(Figure content listings)

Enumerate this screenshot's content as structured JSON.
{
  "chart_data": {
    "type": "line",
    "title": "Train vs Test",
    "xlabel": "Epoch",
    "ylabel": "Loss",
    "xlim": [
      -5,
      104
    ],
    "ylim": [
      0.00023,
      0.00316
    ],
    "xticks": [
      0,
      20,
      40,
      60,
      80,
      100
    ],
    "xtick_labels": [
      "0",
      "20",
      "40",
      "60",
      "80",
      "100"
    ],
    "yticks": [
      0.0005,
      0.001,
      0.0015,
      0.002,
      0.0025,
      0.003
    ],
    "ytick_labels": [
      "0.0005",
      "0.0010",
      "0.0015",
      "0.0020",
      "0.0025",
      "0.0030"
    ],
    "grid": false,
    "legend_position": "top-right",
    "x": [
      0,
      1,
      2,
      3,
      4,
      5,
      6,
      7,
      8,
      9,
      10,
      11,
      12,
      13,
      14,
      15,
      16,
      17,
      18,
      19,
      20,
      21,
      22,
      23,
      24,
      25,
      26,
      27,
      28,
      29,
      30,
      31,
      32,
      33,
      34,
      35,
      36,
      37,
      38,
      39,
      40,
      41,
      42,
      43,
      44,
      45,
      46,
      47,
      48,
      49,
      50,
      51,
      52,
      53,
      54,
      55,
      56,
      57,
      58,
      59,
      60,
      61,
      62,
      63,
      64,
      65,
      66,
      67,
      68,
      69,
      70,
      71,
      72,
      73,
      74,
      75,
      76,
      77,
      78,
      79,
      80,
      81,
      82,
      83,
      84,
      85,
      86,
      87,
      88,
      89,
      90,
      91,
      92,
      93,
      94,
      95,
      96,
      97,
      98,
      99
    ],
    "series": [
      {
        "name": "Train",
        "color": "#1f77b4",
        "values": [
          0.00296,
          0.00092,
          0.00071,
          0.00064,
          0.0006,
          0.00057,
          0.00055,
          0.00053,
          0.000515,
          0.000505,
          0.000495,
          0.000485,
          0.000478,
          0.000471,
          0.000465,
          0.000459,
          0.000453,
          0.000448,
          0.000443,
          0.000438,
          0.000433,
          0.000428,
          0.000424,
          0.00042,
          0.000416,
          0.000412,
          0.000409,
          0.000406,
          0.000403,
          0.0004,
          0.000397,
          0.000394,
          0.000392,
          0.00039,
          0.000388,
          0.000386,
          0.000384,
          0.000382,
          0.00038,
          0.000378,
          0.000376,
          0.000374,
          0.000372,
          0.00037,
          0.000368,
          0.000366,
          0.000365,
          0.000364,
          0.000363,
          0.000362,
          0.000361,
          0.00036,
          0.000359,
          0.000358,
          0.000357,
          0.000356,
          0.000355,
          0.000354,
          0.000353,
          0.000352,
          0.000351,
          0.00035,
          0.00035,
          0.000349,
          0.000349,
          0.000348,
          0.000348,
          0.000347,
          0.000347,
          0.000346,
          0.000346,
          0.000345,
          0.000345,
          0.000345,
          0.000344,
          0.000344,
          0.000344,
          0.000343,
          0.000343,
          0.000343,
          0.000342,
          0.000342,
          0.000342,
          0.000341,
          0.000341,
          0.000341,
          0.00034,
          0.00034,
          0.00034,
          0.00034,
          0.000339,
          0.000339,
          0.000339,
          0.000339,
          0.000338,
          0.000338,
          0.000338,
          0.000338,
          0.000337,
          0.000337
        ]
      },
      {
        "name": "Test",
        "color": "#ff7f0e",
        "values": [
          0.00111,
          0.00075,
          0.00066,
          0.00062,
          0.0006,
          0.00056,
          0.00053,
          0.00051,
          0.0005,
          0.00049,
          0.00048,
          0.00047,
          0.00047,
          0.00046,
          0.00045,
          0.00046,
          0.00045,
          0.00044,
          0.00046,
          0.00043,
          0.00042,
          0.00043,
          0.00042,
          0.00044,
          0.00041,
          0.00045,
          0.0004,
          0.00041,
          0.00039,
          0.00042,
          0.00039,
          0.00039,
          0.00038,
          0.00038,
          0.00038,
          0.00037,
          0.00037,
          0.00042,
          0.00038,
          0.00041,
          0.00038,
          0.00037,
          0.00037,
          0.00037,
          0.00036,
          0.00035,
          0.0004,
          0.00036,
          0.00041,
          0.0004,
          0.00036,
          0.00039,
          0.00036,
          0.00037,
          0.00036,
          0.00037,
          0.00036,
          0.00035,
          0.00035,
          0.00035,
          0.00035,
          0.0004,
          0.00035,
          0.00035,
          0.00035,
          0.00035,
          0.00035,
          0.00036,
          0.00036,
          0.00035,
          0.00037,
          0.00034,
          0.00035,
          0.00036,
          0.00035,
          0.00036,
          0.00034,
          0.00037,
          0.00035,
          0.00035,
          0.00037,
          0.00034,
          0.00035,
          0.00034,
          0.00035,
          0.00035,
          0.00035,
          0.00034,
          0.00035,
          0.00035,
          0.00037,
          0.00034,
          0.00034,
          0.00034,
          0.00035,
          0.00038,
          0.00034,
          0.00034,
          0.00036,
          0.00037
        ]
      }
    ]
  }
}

...

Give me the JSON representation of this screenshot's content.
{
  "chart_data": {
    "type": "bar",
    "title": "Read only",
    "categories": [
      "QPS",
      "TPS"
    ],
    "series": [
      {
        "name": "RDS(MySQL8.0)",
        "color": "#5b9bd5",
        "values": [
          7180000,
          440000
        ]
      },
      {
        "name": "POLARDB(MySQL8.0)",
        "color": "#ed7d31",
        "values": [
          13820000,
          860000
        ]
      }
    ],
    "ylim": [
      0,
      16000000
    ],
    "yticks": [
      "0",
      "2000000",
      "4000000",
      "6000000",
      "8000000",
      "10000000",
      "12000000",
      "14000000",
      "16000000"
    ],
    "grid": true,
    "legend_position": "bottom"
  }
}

--

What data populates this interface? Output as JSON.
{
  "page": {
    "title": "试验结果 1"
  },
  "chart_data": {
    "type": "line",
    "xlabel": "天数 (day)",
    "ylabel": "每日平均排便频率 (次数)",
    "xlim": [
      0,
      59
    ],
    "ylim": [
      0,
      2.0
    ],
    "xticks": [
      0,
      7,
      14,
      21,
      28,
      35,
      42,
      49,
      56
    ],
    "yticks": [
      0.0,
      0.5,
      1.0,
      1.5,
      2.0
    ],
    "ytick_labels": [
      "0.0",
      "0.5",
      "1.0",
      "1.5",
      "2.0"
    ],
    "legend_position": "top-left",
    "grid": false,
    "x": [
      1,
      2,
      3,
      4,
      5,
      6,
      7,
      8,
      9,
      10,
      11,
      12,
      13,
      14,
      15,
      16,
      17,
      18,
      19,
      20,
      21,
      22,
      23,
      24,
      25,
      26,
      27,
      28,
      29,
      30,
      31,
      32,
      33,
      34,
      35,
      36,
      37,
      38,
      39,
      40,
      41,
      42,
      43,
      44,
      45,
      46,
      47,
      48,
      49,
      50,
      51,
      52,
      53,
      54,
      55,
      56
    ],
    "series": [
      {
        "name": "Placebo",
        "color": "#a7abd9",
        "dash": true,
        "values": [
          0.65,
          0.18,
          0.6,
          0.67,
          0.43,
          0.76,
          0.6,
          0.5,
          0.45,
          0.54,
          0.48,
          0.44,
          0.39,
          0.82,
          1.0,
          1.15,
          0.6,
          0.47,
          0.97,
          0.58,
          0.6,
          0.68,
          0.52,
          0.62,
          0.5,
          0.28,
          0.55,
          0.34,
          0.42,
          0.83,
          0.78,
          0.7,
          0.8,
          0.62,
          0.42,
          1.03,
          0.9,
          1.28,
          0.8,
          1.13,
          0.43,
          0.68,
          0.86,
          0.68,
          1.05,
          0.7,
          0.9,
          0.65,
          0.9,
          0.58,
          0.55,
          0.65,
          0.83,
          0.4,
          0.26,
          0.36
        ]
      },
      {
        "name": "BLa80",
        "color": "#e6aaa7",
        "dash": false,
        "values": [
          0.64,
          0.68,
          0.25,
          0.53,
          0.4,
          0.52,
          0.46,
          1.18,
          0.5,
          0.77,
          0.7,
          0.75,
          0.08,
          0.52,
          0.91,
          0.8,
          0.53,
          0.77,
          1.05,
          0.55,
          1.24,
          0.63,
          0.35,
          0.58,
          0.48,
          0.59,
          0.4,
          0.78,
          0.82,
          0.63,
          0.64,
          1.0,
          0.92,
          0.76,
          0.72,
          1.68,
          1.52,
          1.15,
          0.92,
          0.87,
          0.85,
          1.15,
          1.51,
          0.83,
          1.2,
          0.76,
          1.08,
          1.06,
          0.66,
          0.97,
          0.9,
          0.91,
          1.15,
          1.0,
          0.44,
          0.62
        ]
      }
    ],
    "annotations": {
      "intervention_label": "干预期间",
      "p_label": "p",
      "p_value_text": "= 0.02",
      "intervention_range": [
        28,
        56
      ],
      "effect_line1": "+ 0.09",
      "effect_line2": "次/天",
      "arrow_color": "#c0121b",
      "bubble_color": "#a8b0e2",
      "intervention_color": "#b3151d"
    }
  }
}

YOUR INSTRUCTIONS —
List the lines of the entries that include "name".

OUTPUT OF THE EXERCISE —
        "name": "Train",
        "name": "Test",
        "name": "RDS(MySQL8.0)",
        "name": "POLARDB(MySQL8.0)",
        "name": "Placebo",
        "name": "BLa80",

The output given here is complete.